>>
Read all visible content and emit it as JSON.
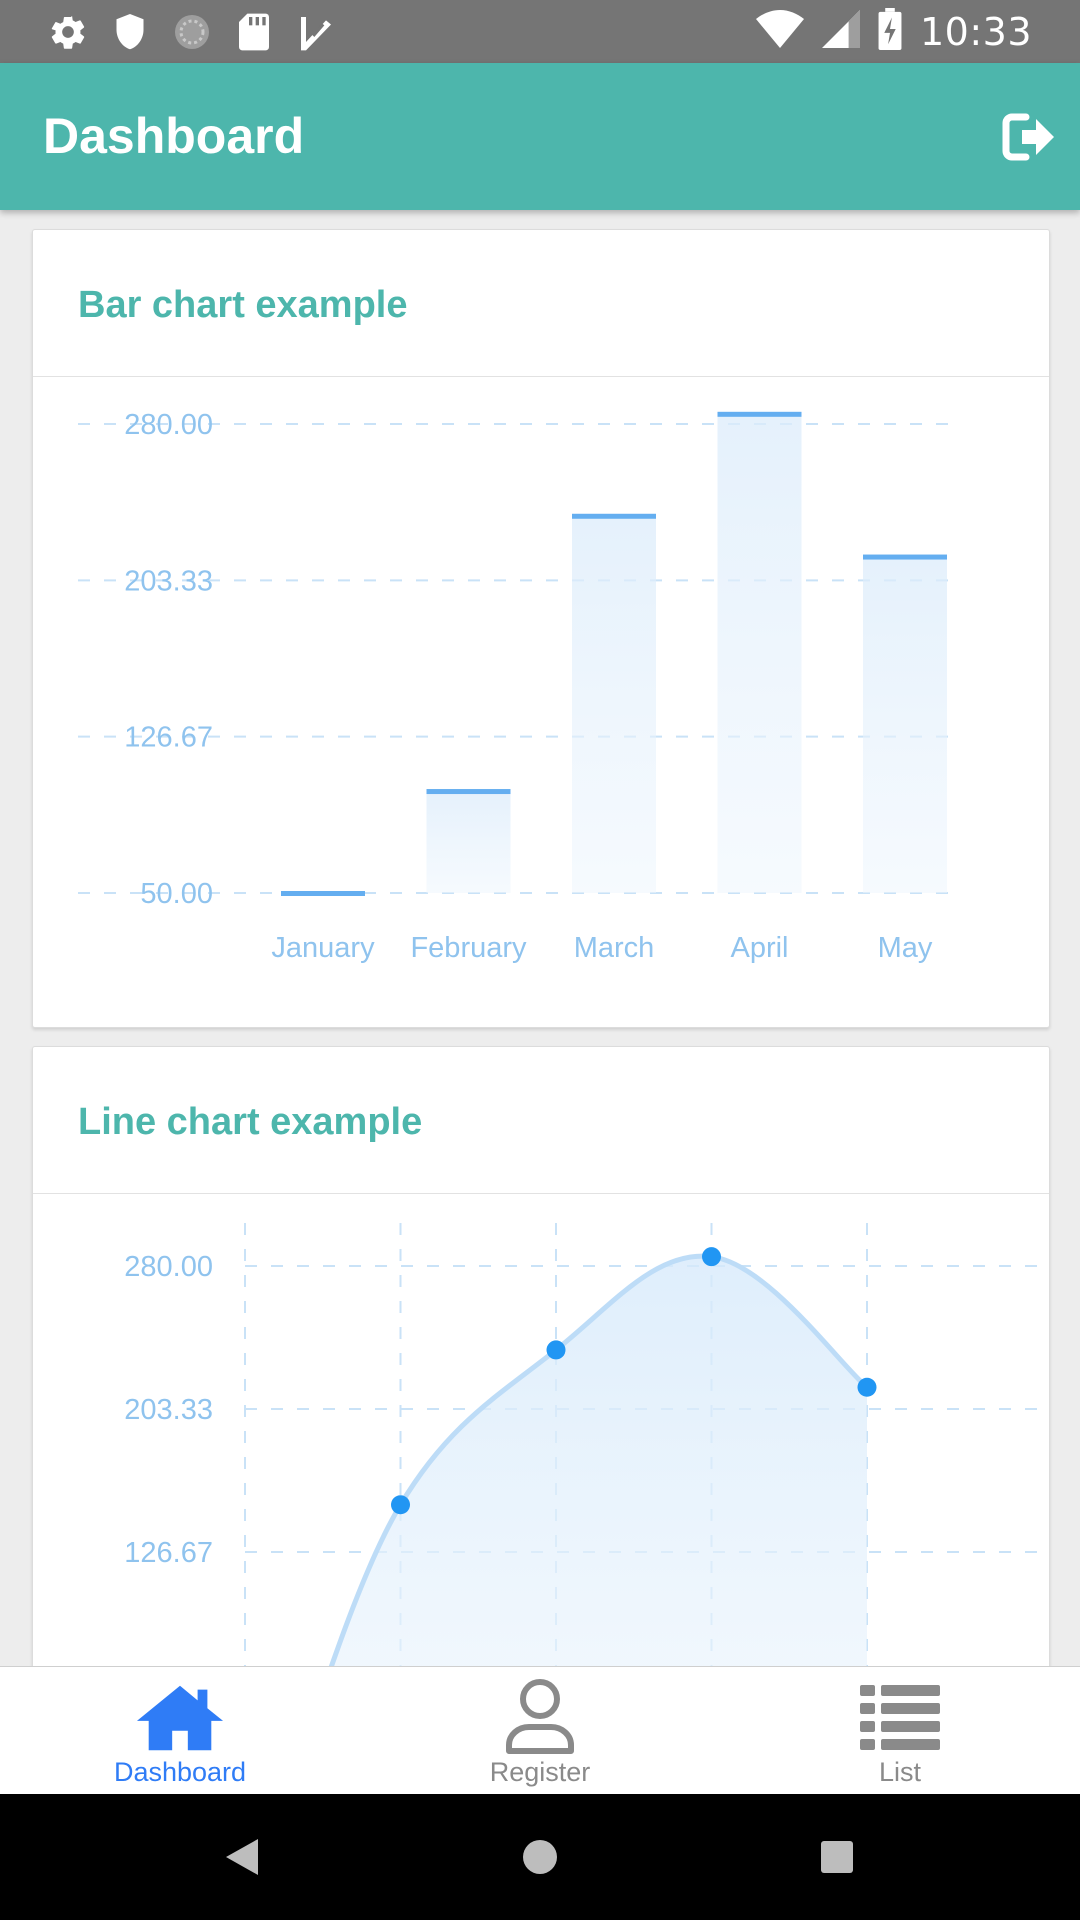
{
  "status_bar": {
    "time": "10:33",
    "left_icons": [
      "gear-icon",
      "shield-icon",
      "sync-icon",
      "sd-card-icon",
      "task-check-icon"
    ],
    "right_icons": [
      "wifi-icon",
      "signal-icon",
      "battery-charging-icon"
    ]
  },
  "app_bar": {
    "title": "Dashboard",
    "action_icon": "logout-icon"
  },
  "colors": {
    "app_bar": "#4db6ac",
    "card_title": "#4db6ac",
    "chart_line": "#2196f3",
    "chart_label": "#8fc3ee",
    "nav_active": "#2f7cf6",
    "nav_inactive": "#8a8a8a"
  },
  "cards": {
    "bar": {
      "title": "Bar chart example"
    },
    "line": {
      "title": "Line chart example"
    }
  },
  "chart_data": [
    {
      "type": "bar",
      "title": "Bar chart example",
      "categories": [
        "January",
        "February",
        "March",
        "April",
        "May"
      ],
      "values": [
        50,
        100,
        235,
        285,
        215
      ],
      "yticks": [
        "280.00",
        "203.33",
        "126.67",
        "50.00"
      ],
      "ylim": [
        50,
        280
      ],
      "grid": true
    },
    {
      "type": "line",
      "title": "Line chart example",
      "points_visible": [
        {
          "x": 1,
          "y": 152
        },
        {
          "x": 2,
          "y": 235
        },
        {
          "x": 3,
          "y": 285
        },
        {
          "x": 4,
          "y": 215
        }
      ],
      "yticks": [
        "280.00",
        "203.33",
        "126.67"
      ],
      "ylim": [
        50,
        280
      ],
      "grid": true
    }
  ],
  "bottom_nav": {
    "items": [
      {
        "label": "Dashboard",
        "icon": "home-icon",
        "active": true
      },
      {
        "label": "Register",
        "icon": "person-icon",
        "active": false
      },
      {
        "label": "List",
        "icon": "list-icon",
        "active": false
      }
    ]
  },
  "system_nav": {
    "icons": [
      "back-icon",
      "home-circle-icon",
      "recents-icon"
    ]
  }
}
<<
Written instruction: Repeat each entry precisely as it appears. Leave the pictures out.

Answer to the problem:
Read all visible content and emit it as JSON.
{
  "status_bar": {
    "time": "10:33",
    "left_icons": [
      "gear-icon",
      "shield-icon",
      "sync-icon",
      "sd-card-icon",
      "task-check-icon"
    ],
    "right_icons": [
      "wifi-icon",
      "signal-icon",
      "battery-charging-icon"
    ]
  },
  "app_bar": {
    "title": "Dashboard",
    "action_icon": "logout-icon"
  },
  "colors": {
    "app_bar": "#4db6ac",
    "card_title": "#4db6ac",
    "chart_line": "#2196f3",
    "chart_label": "#8fc3ee",
    "nav_active": "#2f7cf6",
    "nav_inactive": "#8a8a8a"
  },
  "cards": {
    "bar": {
      "title": "Bar chart example"
    },
    "line": {
      "title": "Line chart example"
    }
  },
  "chart_data": [
    {
      "type": "bar",
      "title": "Bar chart example",
      "categories": [
        "January",
        "February",
        "March",
        "April",
        "May"
      ],
      "values": [
        50,
        100,
        235,
        285,
        215
      ],
      "yticks": [
        "280.00",
        "203.33",
        "126.67",
        "50.00"
      ],
      "ylim": [
        50,
        280
      ],
      "grid": true
    },
    {
      "type": "line",
      "title": "Line chart example",
      "points_visible": [
        {
          "x": 1,
          "y": 152
        },
        {
          "x": 2,
          "y": 235
        },
        {
          "x": 3,
          "y": 285
        },
        {
          "x": 4,
          "y": 215
        }
      ],
      "yticks": [
        "280.00",
        "203.33",
        "126.67"
      ],
      "ylim": [
        50,
        280
      ],
      "grid": true
    }
  ],
  "bottom_nav": {
    "items": [
      {
        "label": "Dashboard",
        "icon": "home-icon",
        "active": true
      },
      {
        "label": "Register",
        "icon": "person-icon",
        "active": false
      },
      {
        "label": "List",
        "icon": "list-icon",
        "active": false
      }
    ]
  },
  "system_nav": {
    "icons": [
      "back-icon",
      "home-circle-icon",
      "recents-icon"
    ]
  }
}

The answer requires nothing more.